— start —

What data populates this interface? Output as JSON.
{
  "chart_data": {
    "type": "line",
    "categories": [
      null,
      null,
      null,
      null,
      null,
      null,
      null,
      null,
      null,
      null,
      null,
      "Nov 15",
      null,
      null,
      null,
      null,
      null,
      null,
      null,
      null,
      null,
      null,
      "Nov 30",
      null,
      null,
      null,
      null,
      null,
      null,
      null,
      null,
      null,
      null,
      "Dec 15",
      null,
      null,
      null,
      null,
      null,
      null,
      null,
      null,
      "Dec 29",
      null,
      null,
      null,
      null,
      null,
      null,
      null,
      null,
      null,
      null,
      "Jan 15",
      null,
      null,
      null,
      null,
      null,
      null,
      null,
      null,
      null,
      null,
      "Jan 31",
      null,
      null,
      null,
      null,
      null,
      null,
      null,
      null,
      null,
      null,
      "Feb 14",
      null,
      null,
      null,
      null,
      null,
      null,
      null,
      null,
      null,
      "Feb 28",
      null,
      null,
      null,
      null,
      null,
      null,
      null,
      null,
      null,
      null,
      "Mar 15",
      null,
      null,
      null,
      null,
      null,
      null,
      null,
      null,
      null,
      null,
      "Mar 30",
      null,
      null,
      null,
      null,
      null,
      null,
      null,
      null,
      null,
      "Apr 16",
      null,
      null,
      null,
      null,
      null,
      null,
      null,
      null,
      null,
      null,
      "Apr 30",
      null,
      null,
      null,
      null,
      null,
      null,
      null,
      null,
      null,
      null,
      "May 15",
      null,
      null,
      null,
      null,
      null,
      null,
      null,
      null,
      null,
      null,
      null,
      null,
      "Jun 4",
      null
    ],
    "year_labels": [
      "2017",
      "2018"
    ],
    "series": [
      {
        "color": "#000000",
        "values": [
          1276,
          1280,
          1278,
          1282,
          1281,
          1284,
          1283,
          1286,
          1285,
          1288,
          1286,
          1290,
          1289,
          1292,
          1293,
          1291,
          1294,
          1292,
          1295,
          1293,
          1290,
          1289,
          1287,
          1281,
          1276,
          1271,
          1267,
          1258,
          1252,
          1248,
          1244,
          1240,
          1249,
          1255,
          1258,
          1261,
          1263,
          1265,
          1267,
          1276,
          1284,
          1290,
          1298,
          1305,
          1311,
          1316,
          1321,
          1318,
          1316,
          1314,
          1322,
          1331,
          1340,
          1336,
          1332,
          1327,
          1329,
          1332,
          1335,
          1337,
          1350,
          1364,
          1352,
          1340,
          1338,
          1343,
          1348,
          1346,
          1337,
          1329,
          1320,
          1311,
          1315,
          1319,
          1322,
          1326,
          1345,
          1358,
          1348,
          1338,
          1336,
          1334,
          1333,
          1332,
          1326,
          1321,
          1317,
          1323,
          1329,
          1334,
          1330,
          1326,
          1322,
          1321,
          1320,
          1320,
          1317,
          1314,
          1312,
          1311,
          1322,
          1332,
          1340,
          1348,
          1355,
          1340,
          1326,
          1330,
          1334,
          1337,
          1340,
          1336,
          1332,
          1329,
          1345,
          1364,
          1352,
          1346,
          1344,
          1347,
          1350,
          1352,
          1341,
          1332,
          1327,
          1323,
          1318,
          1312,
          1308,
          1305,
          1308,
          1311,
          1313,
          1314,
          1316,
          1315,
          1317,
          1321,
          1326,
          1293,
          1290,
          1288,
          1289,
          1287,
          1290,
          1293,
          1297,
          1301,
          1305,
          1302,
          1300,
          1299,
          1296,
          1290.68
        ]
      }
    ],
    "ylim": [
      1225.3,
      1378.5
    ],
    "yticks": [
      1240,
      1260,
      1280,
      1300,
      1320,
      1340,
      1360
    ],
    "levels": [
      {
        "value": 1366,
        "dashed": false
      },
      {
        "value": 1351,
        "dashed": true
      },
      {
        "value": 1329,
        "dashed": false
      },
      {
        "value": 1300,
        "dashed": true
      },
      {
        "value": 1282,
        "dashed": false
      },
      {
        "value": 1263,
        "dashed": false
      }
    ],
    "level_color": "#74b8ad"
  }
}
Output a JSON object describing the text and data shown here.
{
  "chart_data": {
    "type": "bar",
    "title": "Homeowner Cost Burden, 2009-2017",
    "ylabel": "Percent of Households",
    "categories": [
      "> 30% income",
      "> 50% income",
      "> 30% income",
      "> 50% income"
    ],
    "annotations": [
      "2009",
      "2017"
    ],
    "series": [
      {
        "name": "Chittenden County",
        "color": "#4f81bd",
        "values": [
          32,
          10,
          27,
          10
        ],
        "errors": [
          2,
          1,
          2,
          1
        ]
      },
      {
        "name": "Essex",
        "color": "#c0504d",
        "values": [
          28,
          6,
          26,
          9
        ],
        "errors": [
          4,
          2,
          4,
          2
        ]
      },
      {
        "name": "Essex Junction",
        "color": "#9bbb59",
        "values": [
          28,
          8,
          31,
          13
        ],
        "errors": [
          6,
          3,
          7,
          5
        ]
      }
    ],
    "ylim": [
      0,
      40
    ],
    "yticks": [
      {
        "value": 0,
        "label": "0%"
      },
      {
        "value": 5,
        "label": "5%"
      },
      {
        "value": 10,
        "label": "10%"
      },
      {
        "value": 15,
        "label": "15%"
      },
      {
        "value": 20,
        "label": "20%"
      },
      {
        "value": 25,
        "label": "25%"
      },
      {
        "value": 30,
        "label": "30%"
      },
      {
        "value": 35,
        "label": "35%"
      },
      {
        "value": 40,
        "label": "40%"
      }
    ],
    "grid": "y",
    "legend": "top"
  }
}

— end —

Find all the lines containing "JSON" in the material, then copy them.

■ COMPLETE OUTPUT
What data populates this interface? Output as JSON.
Output a JSON object describing the text and data shown here.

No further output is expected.